## WRITTEN REQUEST
Gather the lines below that include the string "left", copying each in full.

## START GIVEN DATA

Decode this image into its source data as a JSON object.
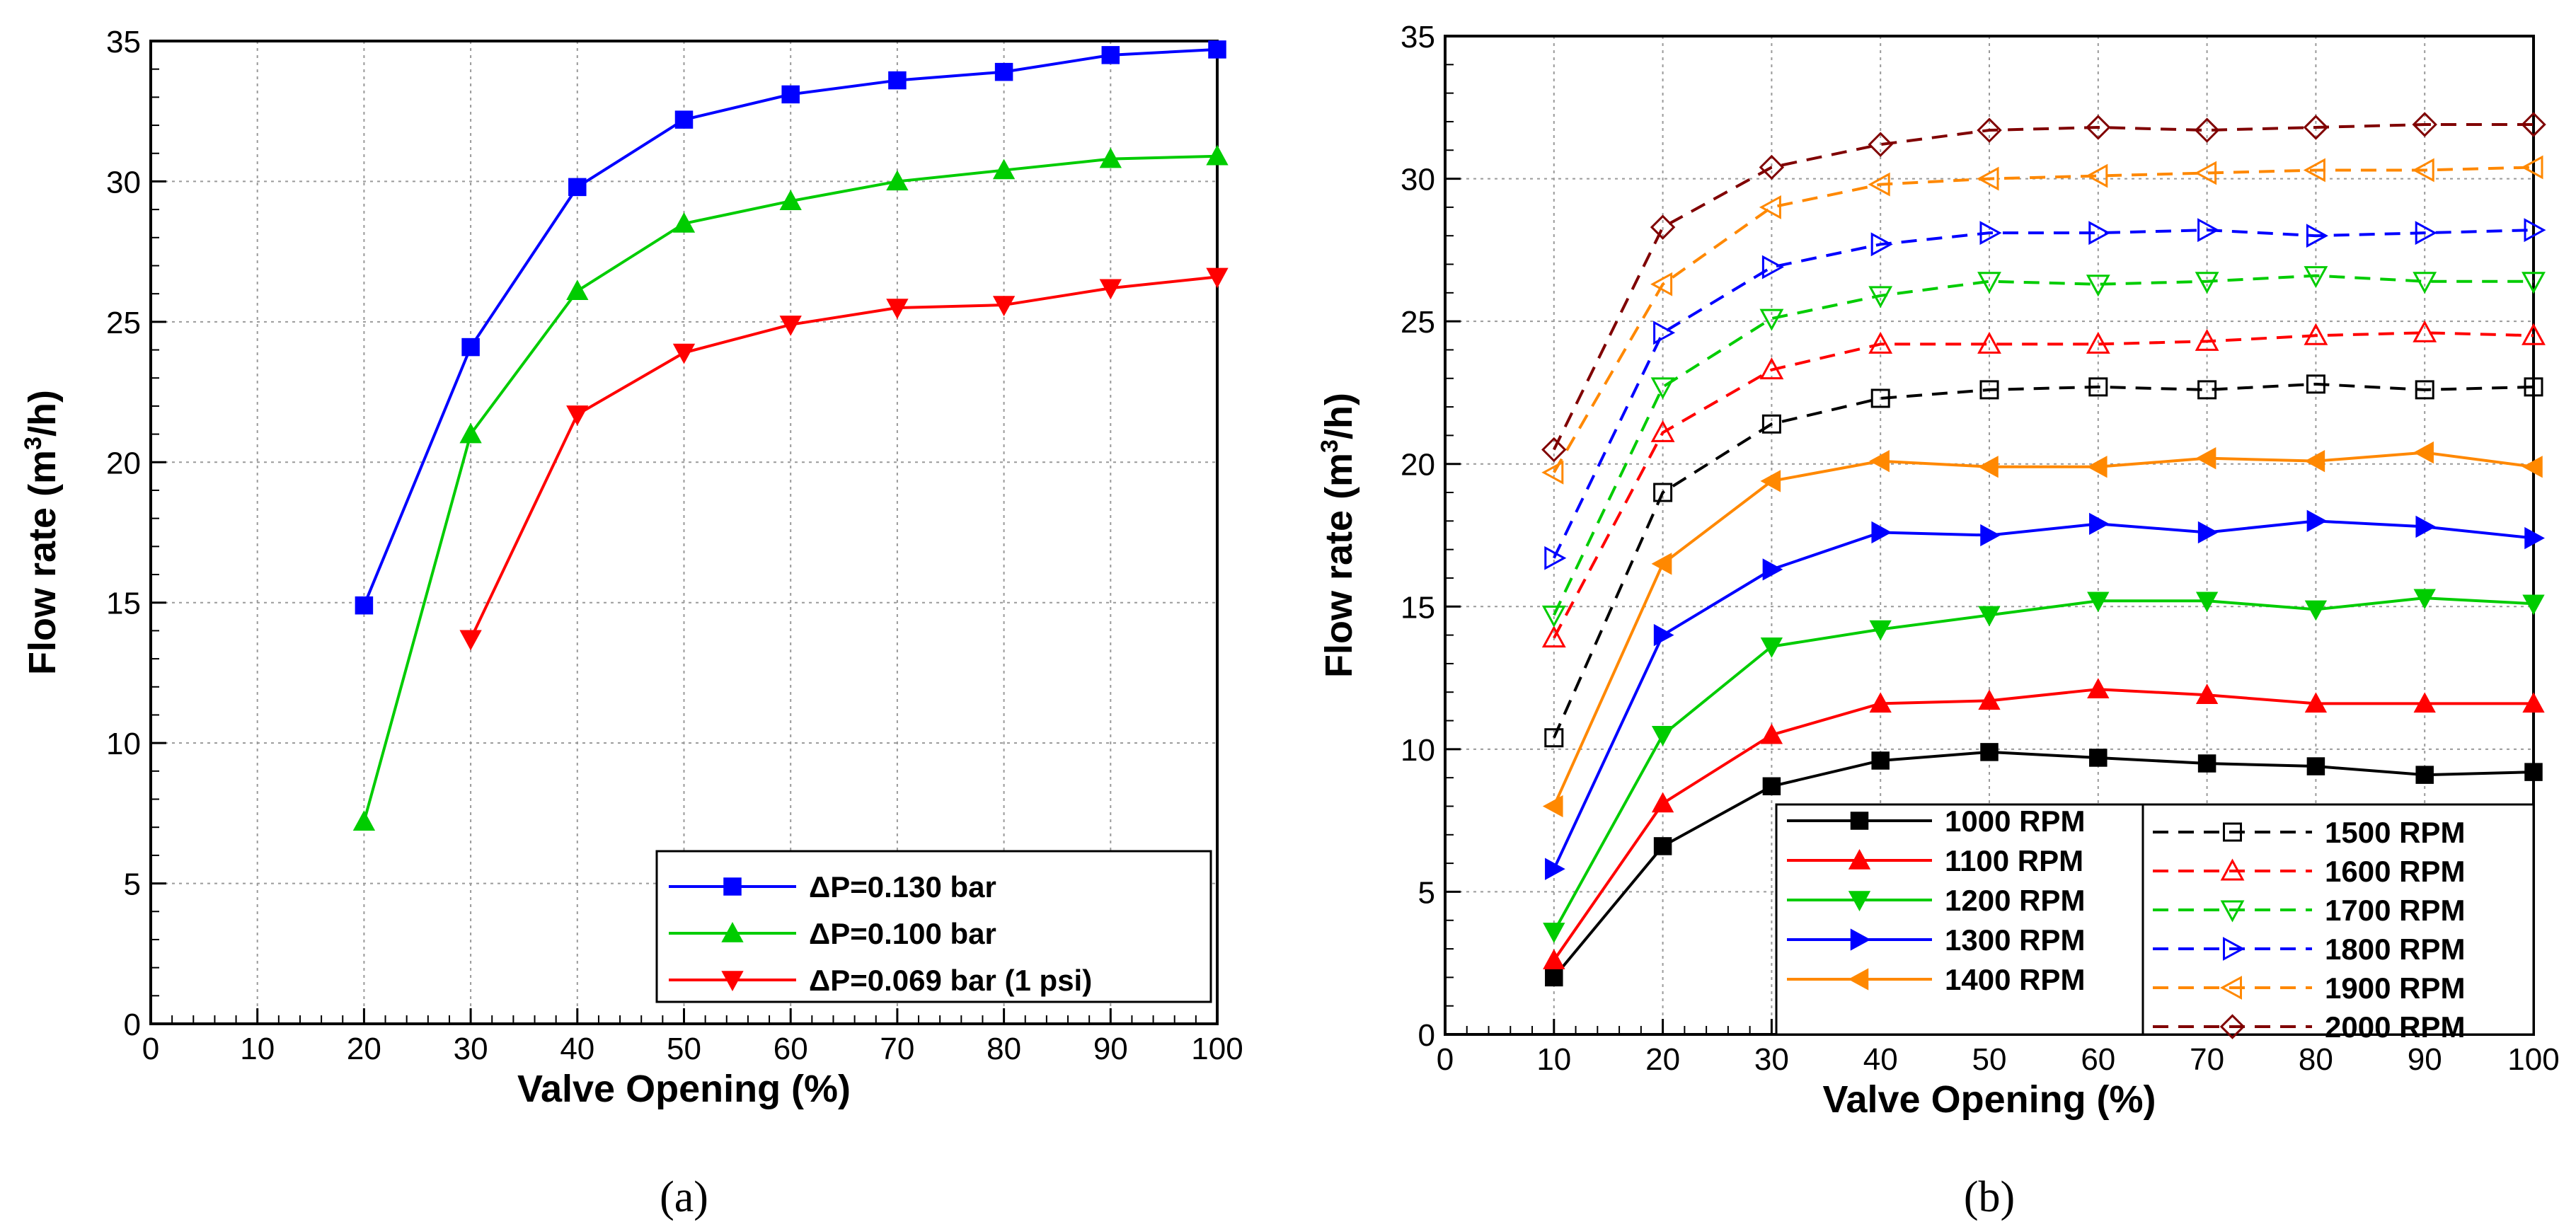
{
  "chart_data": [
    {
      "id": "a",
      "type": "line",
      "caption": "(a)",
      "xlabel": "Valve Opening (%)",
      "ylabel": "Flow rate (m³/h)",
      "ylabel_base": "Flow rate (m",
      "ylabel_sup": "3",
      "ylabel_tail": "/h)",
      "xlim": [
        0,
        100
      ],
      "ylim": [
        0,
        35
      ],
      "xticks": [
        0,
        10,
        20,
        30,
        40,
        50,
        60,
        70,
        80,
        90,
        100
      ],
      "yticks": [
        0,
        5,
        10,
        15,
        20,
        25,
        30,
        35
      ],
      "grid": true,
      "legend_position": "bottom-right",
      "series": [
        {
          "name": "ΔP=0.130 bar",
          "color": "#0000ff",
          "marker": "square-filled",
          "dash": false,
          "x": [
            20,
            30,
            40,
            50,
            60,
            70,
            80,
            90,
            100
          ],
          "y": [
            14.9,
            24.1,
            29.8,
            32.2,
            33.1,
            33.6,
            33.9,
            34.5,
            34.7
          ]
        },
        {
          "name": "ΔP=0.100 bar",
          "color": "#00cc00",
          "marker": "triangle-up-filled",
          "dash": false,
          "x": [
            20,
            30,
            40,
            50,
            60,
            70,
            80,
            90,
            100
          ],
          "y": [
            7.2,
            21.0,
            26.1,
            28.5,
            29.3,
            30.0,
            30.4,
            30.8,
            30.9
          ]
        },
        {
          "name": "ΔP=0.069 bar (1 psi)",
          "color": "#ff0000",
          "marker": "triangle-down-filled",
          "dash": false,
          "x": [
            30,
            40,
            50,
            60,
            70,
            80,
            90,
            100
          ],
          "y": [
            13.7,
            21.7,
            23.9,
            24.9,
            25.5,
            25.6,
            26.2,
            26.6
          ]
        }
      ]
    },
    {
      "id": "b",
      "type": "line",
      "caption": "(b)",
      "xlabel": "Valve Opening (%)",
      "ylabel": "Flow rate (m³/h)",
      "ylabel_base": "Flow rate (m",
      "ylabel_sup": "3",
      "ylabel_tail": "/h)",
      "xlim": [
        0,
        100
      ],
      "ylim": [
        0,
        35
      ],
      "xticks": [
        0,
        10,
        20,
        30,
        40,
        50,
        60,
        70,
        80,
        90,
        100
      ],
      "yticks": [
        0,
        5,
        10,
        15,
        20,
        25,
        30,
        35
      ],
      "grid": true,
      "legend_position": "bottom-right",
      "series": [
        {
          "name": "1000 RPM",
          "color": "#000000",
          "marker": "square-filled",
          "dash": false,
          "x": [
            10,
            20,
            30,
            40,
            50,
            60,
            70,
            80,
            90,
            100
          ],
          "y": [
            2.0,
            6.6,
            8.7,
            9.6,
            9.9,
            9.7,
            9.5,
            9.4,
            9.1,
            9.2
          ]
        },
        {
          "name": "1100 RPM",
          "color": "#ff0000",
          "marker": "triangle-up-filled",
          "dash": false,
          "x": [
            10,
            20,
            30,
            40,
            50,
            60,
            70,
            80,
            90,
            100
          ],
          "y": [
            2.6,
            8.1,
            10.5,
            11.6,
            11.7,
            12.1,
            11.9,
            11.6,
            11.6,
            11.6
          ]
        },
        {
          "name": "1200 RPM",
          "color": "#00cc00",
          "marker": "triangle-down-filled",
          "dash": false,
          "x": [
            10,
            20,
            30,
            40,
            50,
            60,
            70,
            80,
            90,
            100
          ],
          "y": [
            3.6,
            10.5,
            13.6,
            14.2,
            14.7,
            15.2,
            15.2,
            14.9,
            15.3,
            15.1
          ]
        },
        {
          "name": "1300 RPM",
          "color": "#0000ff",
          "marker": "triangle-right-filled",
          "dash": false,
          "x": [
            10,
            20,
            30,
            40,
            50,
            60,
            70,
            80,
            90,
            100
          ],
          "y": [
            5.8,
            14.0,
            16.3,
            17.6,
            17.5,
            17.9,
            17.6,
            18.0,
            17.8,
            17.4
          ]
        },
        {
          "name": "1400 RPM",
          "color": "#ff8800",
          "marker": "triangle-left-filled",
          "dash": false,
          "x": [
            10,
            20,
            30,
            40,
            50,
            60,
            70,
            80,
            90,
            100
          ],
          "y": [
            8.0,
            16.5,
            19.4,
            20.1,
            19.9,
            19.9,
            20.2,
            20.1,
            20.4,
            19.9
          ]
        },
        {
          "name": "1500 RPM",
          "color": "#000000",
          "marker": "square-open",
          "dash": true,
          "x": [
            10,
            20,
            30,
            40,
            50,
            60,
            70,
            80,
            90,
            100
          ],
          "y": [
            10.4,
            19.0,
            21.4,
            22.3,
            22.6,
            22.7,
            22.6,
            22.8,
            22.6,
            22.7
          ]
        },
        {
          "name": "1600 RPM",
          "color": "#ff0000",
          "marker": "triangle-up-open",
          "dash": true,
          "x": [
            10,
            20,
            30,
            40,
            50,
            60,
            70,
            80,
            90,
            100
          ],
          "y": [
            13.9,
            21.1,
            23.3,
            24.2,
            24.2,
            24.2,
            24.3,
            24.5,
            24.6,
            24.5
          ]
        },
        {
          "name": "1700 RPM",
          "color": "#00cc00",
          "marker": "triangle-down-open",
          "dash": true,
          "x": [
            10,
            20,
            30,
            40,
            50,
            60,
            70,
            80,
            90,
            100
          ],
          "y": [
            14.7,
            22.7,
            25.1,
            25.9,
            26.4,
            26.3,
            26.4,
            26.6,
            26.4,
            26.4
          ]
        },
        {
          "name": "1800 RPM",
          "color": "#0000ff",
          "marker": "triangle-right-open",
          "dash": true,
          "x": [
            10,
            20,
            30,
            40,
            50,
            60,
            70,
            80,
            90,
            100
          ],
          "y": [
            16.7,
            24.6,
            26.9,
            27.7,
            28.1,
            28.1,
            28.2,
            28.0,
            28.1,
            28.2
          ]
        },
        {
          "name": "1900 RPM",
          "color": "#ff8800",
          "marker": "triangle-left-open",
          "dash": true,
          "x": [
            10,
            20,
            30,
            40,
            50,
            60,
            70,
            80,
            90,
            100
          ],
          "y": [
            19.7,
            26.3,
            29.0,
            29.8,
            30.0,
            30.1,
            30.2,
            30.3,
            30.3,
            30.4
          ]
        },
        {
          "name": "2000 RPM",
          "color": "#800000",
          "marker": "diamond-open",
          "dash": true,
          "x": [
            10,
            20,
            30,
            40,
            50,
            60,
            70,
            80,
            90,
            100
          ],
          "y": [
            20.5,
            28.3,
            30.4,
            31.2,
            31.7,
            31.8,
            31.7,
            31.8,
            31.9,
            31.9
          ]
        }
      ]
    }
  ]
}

## END GIVEN DATA
## START GIVEN DATA

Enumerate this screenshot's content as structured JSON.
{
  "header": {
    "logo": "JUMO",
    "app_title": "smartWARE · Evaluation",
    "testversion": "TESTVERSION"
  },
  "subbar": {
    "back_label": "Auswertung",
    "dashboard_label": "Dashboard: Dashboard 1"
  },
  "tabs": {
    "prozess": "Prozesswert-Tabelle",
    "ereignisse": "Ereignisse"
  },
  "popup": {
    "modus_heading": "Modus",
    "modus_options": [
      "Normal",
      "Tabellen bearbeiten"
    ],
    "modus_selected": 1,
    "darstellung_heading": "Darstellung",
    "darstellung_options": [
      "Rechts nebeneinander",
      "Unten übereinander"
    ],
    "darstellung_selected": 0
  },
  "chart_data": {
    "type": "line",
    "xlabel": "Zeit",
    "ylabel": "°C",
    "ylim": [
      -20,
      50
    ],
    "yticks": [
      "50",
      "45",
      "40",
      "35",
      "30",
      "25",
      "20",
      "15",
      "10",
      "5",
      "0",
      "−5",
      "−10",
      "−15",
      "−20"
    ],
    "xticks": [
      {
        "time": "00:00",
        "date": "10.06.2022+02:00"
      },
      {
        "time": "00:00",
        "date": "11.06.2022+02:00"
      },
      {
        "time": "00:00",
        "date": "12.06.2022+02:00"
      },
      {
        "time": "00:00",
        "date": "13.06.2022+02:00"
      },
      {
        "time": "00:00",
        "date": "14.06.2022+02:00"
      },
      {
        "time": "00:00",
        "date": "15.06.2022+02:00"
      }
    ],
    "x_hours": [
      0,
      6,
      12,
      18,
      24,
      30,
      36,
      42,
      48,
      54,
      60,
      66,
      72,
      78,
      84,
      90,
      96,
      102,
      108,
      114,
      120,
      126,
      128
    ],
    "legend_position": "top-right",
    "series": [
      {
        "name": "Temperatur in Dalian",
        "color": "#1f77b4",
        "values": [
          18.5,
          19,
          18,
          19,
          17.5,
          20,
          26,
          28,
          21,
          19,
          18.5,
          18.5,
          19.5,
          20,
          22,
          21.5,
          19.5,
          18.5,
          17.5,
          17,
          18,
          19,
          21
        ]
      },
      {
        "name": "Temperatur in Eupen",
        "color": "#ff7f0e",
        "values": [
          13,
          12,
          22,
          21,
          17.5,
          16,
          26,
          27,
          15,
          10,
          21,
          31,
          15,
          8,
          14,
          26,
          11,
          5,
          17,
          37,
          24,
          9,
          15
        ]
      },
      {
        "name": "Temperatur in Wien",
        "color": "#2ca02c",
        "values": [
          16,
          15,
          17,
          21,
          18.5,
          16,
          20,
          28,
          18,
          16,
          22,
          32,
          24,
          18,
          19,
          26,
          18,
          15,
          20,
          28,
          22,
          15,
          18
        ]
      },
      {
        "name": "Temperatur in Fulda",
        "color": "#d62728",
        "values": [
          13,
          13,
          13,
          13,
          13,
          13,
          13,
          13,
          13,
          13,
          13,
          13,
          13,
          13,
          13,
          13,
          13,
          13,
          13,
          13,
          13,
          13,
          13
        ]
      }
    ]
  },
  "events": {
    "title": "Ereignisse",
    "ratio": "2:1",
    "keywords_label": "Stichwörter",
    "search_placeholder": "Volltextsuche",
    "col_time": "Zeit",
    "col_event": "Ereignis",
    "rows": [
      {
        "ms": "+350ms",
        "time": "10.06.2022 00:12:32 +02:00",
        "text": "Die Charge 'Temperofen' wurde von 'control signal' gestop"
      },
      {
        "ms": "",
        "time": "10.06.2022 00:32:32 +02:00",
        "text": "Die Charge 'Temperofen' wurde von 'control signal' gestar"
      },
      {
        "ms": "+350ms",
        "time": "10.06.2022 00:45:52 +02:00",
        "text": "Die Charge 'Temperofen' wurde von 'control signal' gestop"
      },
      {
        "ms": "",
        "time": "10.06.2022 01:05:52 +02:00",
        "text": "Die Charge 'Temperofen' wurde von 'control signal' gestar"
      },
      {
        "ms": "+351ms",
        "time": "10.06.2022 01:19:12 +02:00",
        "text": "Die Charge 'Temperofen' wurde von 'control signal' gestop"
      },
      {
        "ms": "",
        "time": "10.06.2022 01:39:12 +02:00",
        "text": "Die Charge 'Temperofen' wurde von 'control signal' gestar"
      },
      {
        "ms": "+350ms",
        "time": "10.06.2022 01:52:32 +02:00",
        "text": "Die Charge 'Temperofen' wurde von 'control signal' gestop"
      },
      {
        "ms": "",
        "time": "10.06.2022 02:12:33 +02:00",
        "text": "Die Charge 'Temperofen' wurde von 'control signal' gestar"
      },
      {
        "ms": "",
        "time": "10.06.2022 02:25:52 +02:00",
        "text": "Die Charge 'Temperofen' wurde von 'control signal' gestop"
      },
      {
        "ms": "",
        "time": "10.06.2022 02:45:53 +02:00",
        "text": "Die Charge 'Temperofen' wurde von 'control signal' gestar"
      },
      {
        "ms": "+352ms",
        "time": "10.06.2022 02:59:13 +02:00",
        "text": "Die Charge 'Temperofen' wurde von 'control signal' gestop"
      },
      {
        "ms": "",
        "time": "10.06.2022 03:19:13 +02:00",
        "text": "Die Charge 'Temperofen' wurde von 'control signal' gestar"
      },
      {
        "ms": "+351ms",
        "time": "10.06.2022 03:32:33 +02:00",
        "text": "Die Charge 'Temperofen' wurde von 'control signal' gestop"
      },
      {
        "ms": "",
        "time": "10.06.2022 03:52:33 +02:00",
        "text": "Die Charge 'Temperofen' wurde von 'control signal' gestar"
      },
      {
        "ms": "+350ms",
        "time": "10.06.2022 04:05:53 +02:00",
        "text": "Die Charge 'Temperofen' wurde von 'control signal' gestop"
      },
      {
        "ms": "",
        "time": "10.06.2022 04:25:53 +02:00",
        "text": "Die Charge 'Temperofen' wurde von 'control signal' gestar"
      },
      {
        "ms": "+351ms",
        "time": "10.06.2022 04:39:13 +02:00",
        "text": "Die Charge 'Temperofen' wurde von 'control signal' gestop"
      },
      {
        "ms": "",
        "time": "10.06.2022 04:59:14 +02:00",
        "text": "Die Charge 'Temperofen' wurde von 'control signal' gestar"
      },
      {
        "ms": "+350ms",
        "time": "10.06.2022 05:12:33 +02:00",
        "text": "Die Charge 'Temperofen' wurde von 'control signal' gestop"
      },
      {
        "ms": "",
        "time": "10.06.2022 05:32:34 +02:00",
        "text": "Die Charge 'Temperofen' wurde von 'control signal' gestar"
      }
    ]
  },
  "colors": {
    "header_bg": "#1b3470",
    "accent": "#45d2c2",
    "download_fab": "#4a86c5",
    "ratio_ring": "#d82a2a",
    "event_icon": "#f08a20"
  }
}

## END GIVEN DATA
## START GIVEN DATA

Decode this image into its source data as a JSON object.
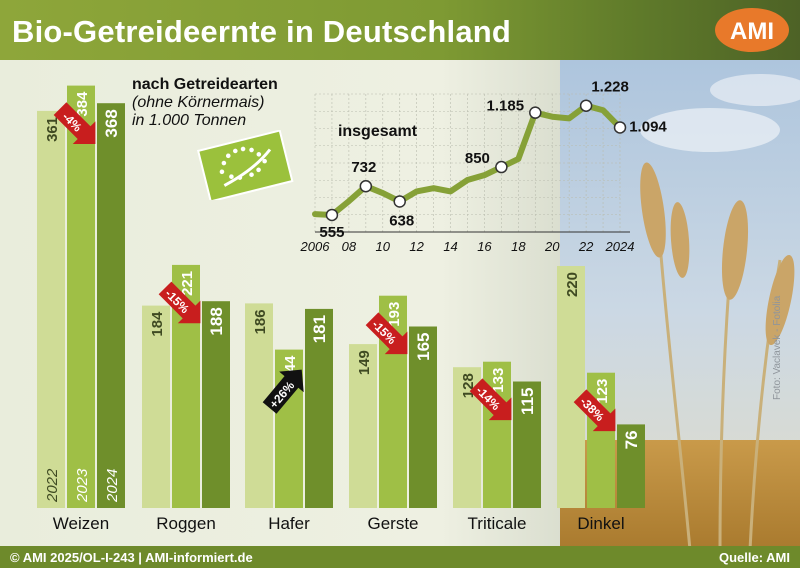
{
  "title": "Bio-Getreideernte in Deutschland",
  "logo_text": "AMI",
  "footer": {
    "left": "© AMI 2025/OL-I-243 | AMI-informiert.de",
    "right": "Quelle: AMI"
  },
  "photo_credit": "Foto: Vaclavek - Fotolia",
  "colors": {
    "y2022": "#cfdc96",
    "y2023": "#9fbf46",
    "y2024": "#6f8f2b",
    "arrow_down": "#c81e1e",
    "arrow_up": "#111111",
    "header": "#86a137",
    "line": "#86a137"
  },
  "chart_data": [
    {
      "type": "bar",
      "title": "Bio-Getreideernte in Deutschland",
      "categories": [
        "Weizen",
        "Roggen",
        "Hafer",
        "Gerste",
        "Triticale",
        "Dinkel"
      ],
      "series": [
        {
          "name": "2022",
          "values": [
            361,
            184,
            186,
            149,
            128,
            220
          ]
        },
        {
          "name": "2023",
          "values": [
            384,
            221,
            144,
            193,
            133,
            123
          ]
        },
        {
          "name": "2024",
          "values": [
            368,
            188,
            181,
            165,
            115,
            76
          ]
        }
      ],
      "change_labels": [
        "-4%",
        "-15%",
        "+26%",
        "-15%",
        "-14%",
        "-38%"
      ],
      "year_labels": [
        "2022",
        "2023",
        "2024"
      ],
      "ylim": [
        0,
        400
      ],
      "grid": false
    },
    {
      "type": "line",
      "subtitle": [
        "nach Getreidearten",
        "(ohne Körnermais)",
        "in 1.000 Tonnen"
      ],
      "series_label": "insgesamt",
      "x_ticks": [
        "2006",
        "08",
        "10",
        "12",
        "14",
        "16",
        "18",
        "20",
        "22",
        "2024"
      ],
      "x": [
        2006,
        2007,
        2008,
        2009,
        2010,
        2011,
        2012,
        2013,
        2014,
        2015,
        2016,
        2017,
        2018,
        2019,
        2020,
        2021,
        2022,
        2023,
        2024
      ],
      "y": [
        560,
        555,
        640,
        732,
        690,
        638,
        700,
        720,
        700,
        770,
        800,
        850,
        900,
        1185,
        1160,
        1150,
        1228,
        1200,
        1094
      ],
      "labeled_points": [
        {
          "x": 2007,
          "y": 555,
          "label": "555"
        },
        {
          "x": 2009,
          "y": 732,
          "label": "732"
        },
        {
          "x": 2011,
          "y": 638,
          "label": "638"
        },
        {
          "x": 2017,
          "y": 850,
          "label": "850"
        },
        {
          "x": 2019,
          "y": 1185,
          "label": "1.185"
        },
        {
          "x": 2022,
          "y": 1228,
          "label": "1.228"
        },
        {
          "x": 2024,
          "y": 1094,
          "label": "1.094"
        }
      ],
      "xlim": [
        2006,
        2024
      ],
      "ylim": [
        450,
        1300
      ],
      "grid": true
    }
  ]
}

## END GIVEN DATA

## TASK ANSWER
          "marker": "triangle-left-filled",
          "marker": "triangle-left-open",
    "left": "© AMI 2025/OL-I-243 | AMI-informiert.de",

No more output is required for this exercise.